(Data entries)
□ □ □ □

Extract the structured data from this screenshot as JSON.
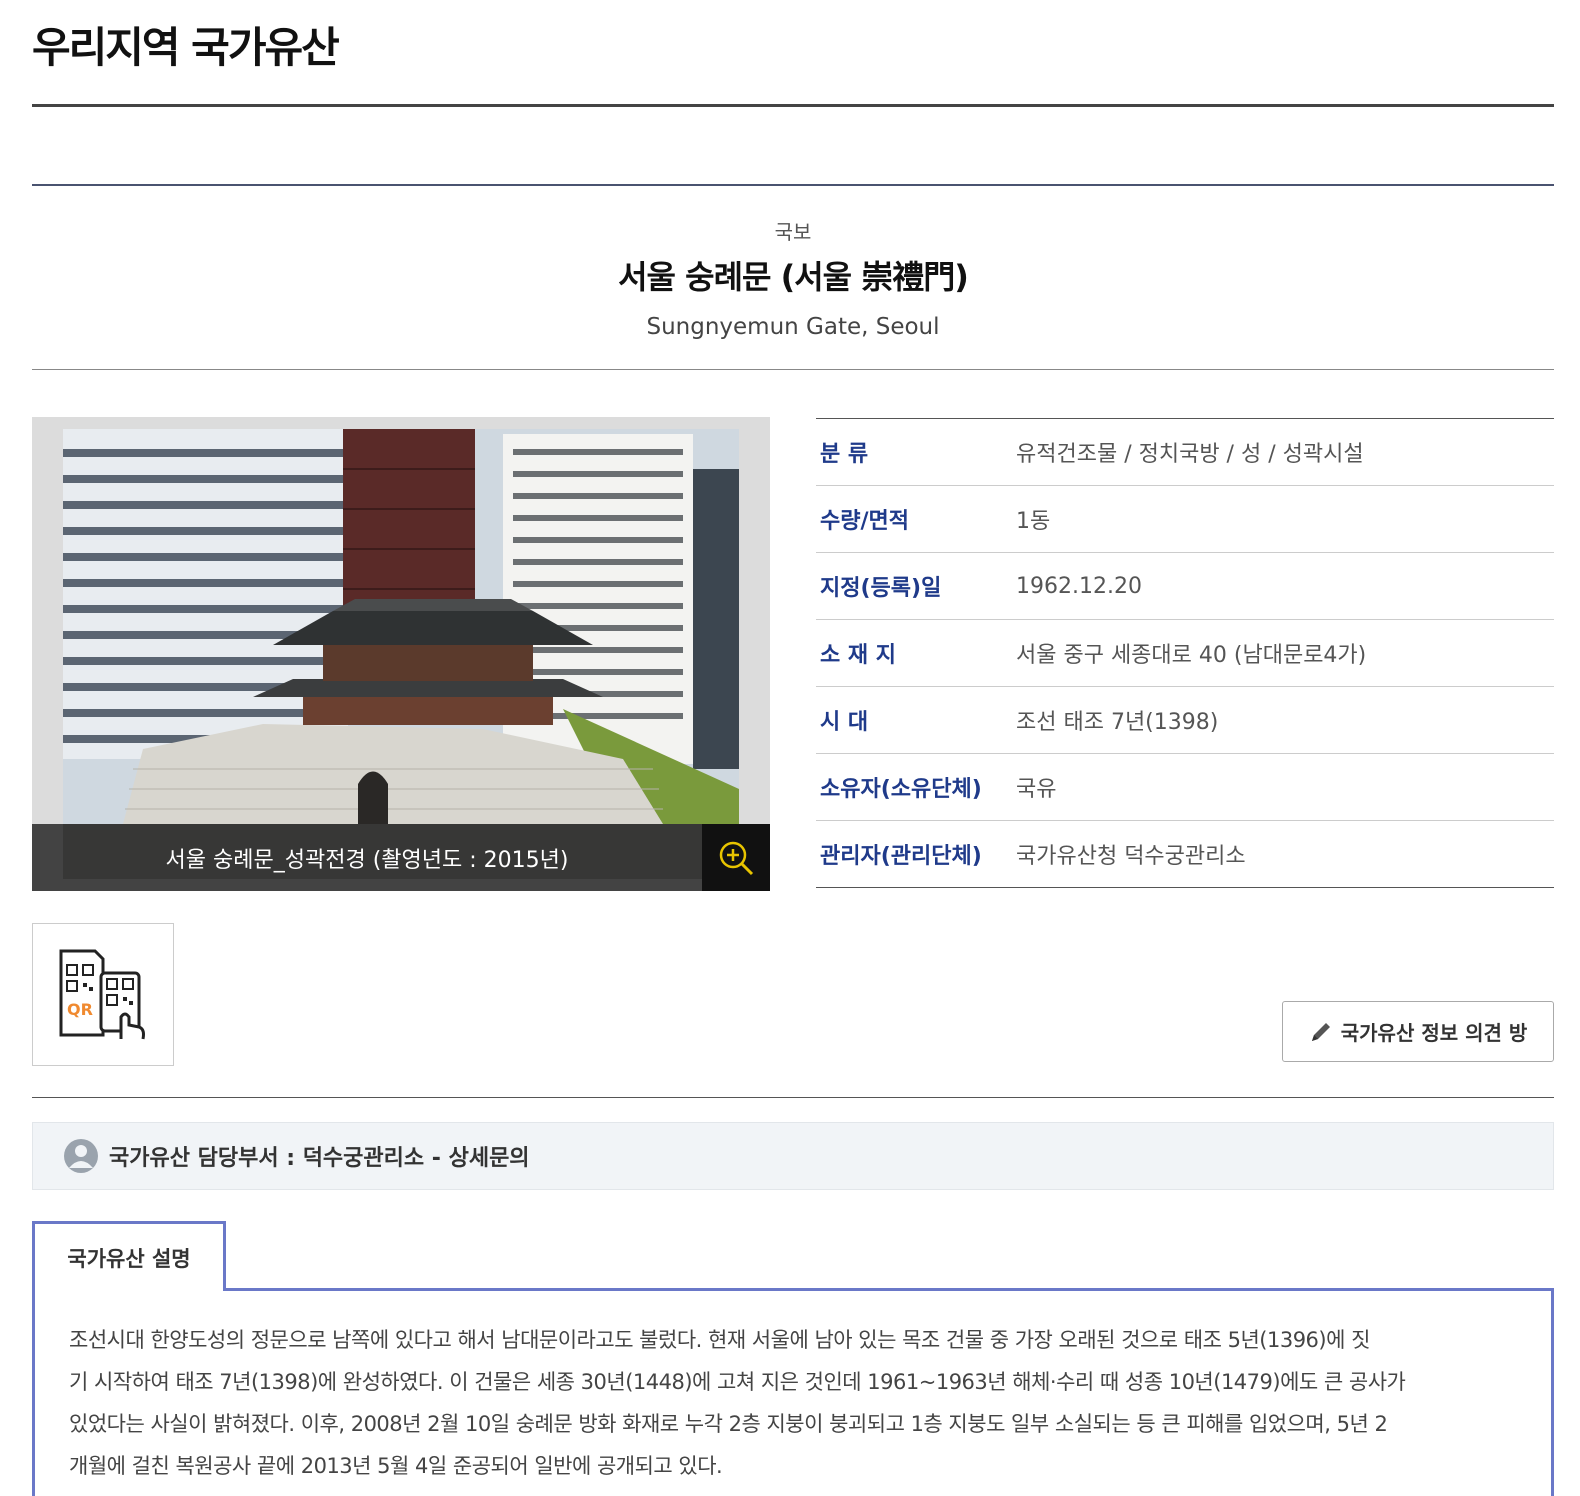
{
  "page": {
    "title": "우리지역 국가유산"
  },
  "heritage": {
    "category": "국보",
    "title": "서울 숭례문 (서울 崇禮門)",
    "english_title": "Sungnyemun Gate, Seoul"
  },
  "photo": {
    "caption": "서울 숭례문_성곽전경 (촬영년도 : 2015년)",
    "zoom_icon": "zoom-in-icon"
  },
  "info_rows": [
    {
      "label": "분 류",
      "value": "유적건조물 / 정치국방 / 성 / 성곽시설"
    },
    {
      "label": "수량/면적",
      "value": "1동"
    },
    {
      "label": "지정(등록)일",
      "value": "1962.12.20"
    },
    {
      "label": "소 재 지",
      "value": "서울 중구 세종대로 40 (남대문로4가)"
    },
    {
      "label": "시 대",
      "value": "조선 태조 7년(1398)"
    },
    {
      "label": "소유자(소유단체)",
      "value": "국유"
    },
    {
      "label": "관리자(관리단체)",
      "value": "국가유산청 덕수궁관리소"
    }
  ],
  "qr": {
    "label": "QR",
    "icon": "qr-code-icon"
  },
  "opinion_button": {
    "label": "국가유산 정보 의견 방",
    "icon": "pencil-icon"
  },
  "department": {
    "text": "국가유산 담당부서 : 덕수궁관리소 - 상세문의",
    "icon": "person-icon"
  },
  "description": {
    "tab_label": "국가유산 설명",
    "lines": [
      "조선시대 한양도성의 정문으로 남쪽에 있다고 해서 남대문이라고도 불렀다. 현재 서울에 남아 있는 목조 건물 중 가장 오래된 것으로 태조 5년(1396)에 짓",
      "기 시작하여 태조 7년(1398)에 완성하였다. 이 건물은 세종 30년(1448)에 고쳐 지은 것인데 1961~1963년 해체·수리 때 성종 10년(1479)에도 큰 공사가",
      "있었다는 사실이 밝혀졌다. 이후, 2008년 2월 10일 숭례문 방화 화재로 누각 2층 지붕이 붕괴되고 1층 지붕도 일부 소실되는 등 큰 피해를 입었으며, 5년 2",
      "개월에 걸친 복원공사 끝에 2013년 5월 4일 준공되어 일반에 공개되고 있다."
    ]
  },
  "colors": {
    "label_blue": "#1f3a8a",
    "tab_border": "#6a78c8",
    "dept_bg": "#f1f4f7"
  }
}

□ □ □ □

**Description of the task**.
Which lines contain the word "덕수궁관리소"? Copy each one.

**Exercise solution**.
      "value": "국가유산청 덕수궁관리소"
    "text": "국가유산 담당부서 : 덕수궁관리소 - 상세문의",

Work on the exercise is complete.